━━━ Records for this task ━━━

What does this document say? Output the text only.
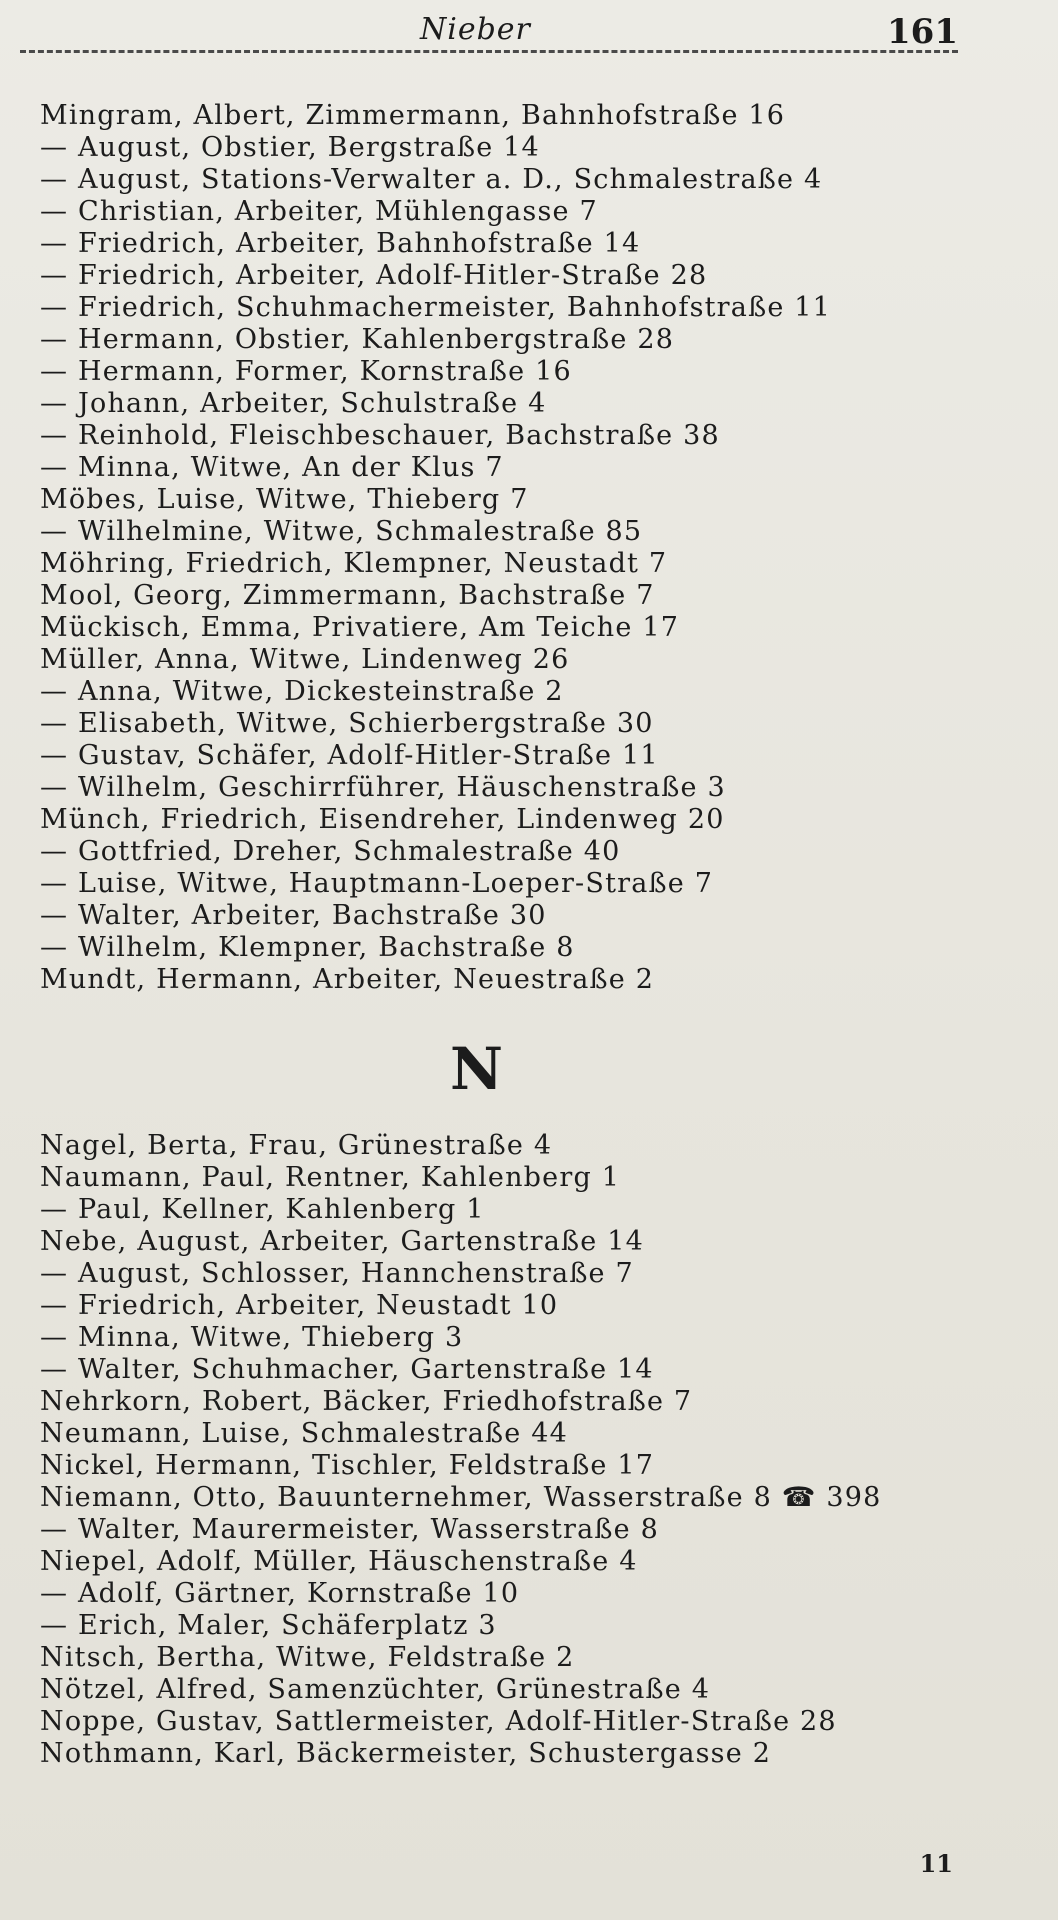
Nieber	161
Mingram, Albert, Zimmermann, Bahnhofstraße 16
— August, Obstier, Bergstraße 14
— August, Stations-Verwalter a. D., Schmalestraße 4
— Christian, Arbeiter, Mühlengasse 7
— Friedrich, Arbeiter, Bahnhofstraße 14
— Friedrich, Arbeiter, Adolf-Hitler-Straße 28
— Friedrich, Schuhmachermeister, Bahnhofstraße 11
— Hermann, Obstier, Kahlenbergstraße 28
— Hermann, Former, Kornstraße 16
— Johann, Arbeiter, Schulstraße 4
— Reinhold, Fleischbeschauer, Bachstraße 38
— Minna, Witwe, An der Klus 7
Möbes, Luise, Witwe, Thieberg 7
— Wilhelmine, Witwe, Schmalestraße 85
Möhring, Friedrich, Klempner, Neustadt 7
Mool, Georg, Zimmermann, Bachstraße 7
Mückisch, Emma, Privatiere, Am Teiche 17
Müller, Anna, Witwe, Lindenweg 26
— Anna, Witwe, Dickesteinstraße 2
— Elisabeth, Witwe, Schierbergstraße 30
— Gustav, Schäfer, Adolf-Hitler-Straße 11
— Wilhelm, Geschirrführer, Häuschenstraße 3
Münch, Friedrich, Eisendreher, Lindenweg 20
— Gottfried, Dreher, Schmalestraße 40
— Luise, Witwe, Hauptmann-Loeper-Straße 7
— Walter, Arbeiter, Bachstraße 30
— Wilhelm, Klempner, Bachstraße 8
Mundt, Hermann, Arbeiter, Neuestraße 2
N
Nagel, Berta, Frau, Grünestraße 4
Naumann, Paul, Rentner, Kahlenberg 1
— Paul, Kellner, Kahlenberg 1
Nebe, August, Arbeiter, Gartenstraße 14
— August, Schlosser, Hannchenstraße 7
— Friedrich, Arbeiter, Neustadt 10
— Minna, Witwe, Thieberg 3
— Walter, Schuhmacher, Gartenstraße 14
Nehrkorn, Robert, Bäcker, Friedhofstraße 7
Neumann, Luise, Schmalestraße 44
Nickel, Hermann, Tischler, Feldstraße 17
Niemann, Otto, Bauunternehmer, Wasserstraße 8 ☎ 398
— Walter, Maurermeister, Wasserstraße 8
Niepel, Adolf, Müller, Häuschenstraße 4
— Adolf, Gärtner, Kornstraße 10
— Erich, Maler, Schäferplatz 3
Nitsch, Bertha, Witwe, Feldstraße 2
Nötzel, Alfred, Samenzüchter, Grünestraße 4
Noppe, Gustav, Sattlermeister, Adolf-Hitler-Straße 28
Nothmann, Karl, Bäckermeister, Schustergasse 2
11
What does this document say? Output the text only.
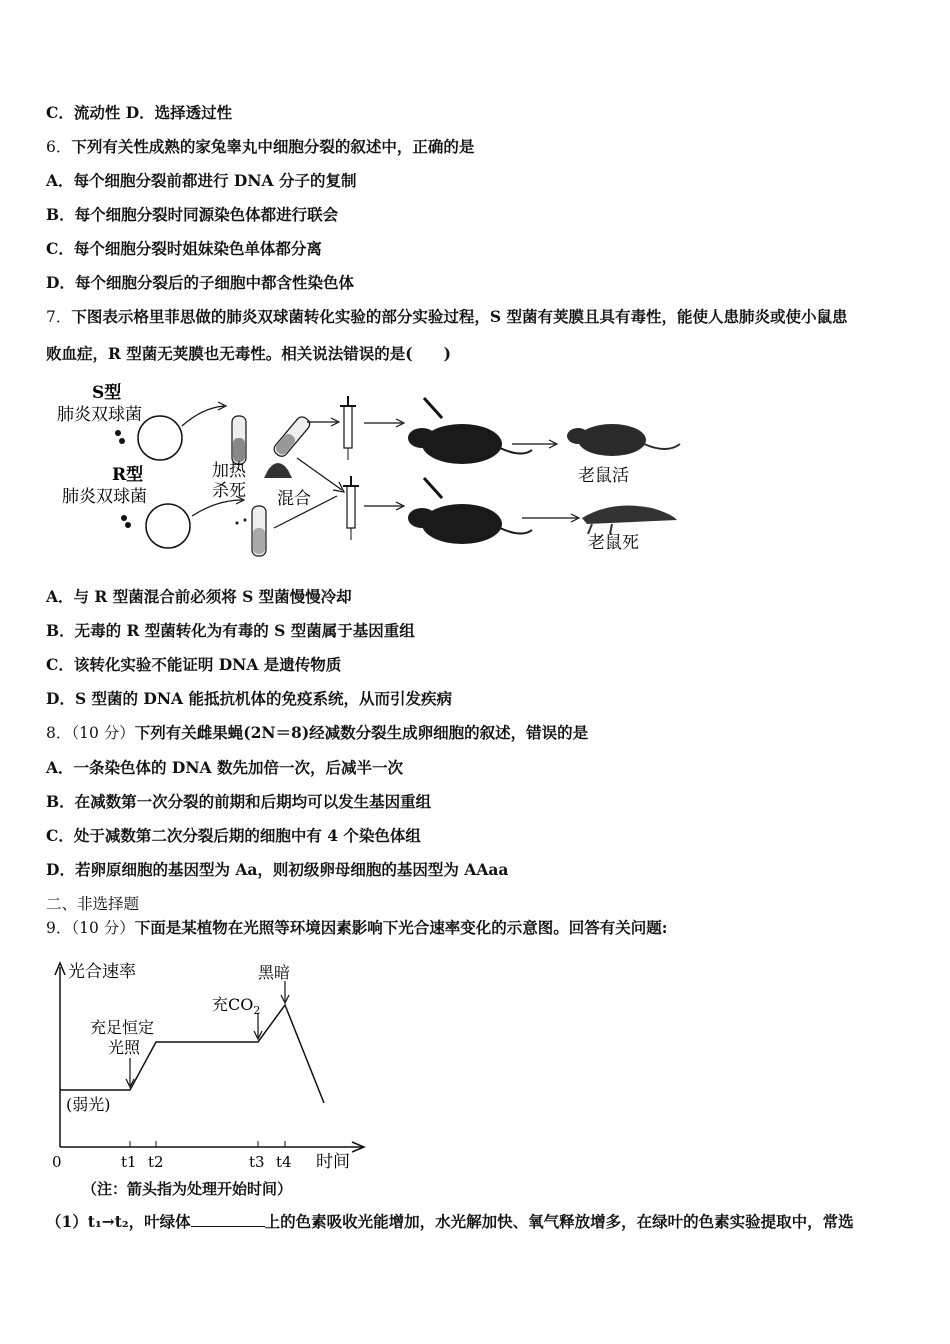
C．流动性 D．选择透过性
6．下列有关性成熟的家兔睾丸中细胞分裂的叙述中，正确的是
A．每个细胞分裂前都进行 DNA 分子的复制
B．每个细胞分裂时同源染色体都进行联会
C．每个细胞分裂时姐妹染色单体都分离
D．每个细胞分裂后的子细胞中都含性染色体
7．下图表示格里菲思做的肺炎双球菌转化实验的部分实验过程，S 型菌有荚膜且具有毒性，能使人患肺炎或使小鼠患
败血症，R 型菌无荚膜也无毒性。相关说法错误的是(　　)
S型
肺炎双球菌
R型
肺炎双球菌
加热
杀死 混合
老鼠活
老鼠死
A．与 R 型菌混合前必须将 S 型菌慢慢冷却
B．无毒的 R 型菌转化为有毒的 S 型菌属于基因重组
C．该转化实验不能证明 DNA 是遗传物质
D．S 型菌的 DNA 能抵抗机体的免疫系统，从而引发疾病
8．（10 分）下列有关雌果蝇(2N＝8)经减数分裂生成卵细胞的叙述，错误的是
A．一条染色体的 DNA 数先加倍一次，后减半一次
B．在减数第一次分裂的前期和后期均可以发生基因重组
C．处于减数第二次分裂后期的细胞中有 4 个染色体组
D．若卵原细胞的基因型为 Aa，则初级卵母细胞的基因型为 AAaa
二、非选择题
9．（10 分）下面是某植物在光照等环境因素影响下光合速率变化的示意图。回答有关问题:
光合速率
时间
0	t1 t2	t3 t4
(弱光)
充足恒定
光照
充$CO_2$
黑暗
（注：箭头指为处理开始时间）
（1）t₁→t₂，叶绿体	上的色素吸收光能增加，水光解加快、氧气释放增多，在绿叶的色素实验提取中，常选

━━━

Stated task: Pull out every line above that holds the word "Klempner".

Problem solution:
Möhring, Friedrich, Klempner, Neustadt 7
— Wilhelm, Klempner, Bachstraße 8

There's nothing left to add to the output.